━━ Records to process
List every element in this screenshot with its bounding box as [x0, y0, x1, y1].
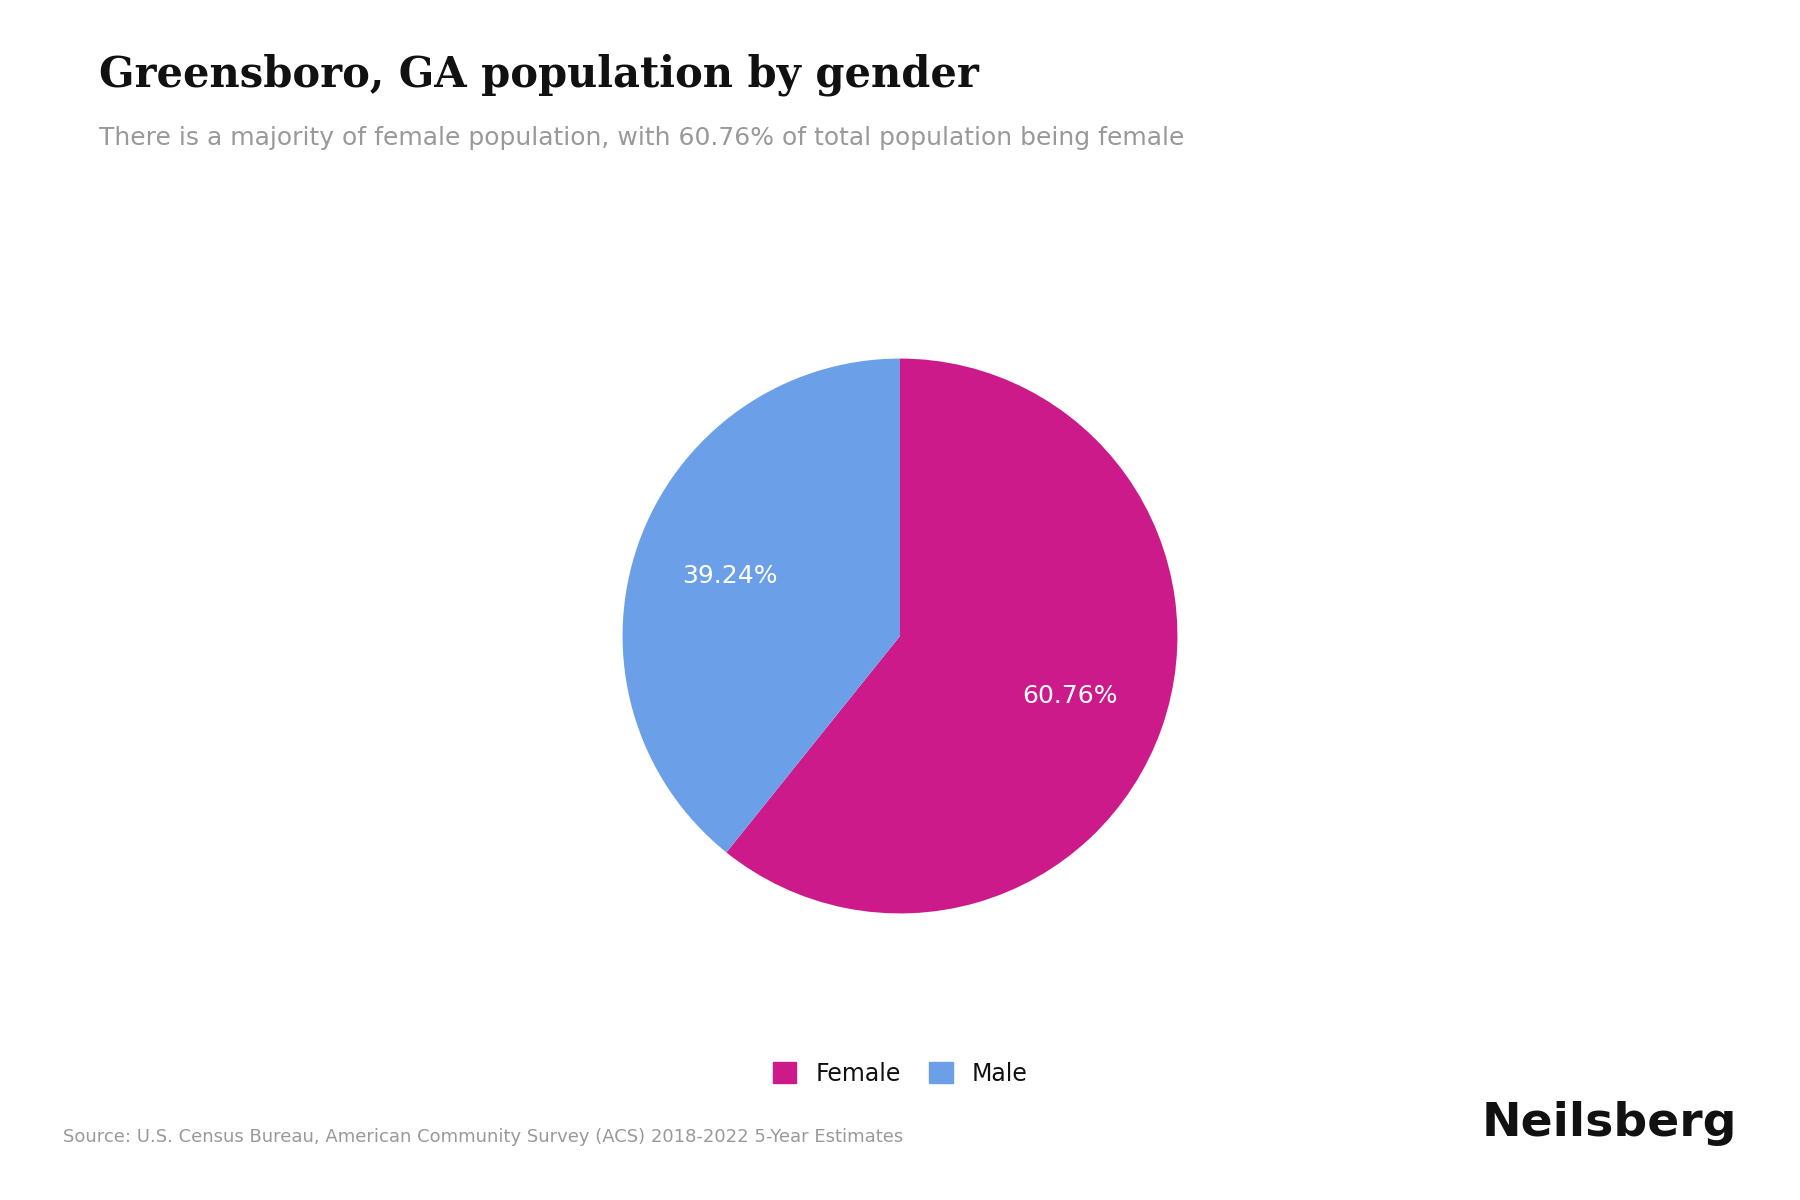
- Text: Neilsberg: Neilsberg: [1481, 1102, 1737, 1146]
- Text: Greensboro, GA population by gender: Greensboro, GA population by gender: [99, 54, 979, 96]
- Text: Source: U.S. Census Bureau, American Community Survey (ACS) 2018-2022 5-Year Est: Source: U.S. Census Bureau, American Com…: [63, 1128, 904, 1146]
- Wedge shape: [623, 359, 900, 852]
- Text: There is a majority of female population, with 60.76% of total population being : There is a majority of female population…: [99, 126, 1184, 150]
- Wedge shape: [727, 359, 1177, 913]
- Text: 39.24%: 39.24%: [682, 564, 778, 588]
- Legend: Female, Male: Female, Male: [761, 1050, 1039, 1098]
- Text: 60.76%: 60.76%: [1022, 684, 1118, 708]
━━━━
# [Your task]
Could you copy out every row above word for word, leaving out the picture?

# [Complete output]
List every element in this screenshot with its bounding box as [x0, y0, x1, y1].
- Text: Neilsberg: Neilsberg: [1481, 1102, 1737, 1146]
- Text: Greensboro, GA population by gender: Greensboro, GA population by gender: [99, 54, 979, 96]
- Text: Source: U.S. Census Bureau, American Community Survey (ACS) 2018-2022 5-Year Est: Source: U.S. Census Bureau, American Com…: [63, 1128, 904, 1146]
- Wedge shape: [623, 359, 900, 852]
- Text: There is a majority of female population, with 60.76% of total population being : There is a majority of female population…: [99, 126, 1184, 150]
- Wedge shape: [727, 359, 1177, 913]
- Text: 39.24%: 39.24%: [682, 564, 778, 588]
- Legend: Female, Male: Female, Male: [761, 1050, 1039, 1098]
- Text: 60.76%: 60.76%: [1022, 684, 1118, 708]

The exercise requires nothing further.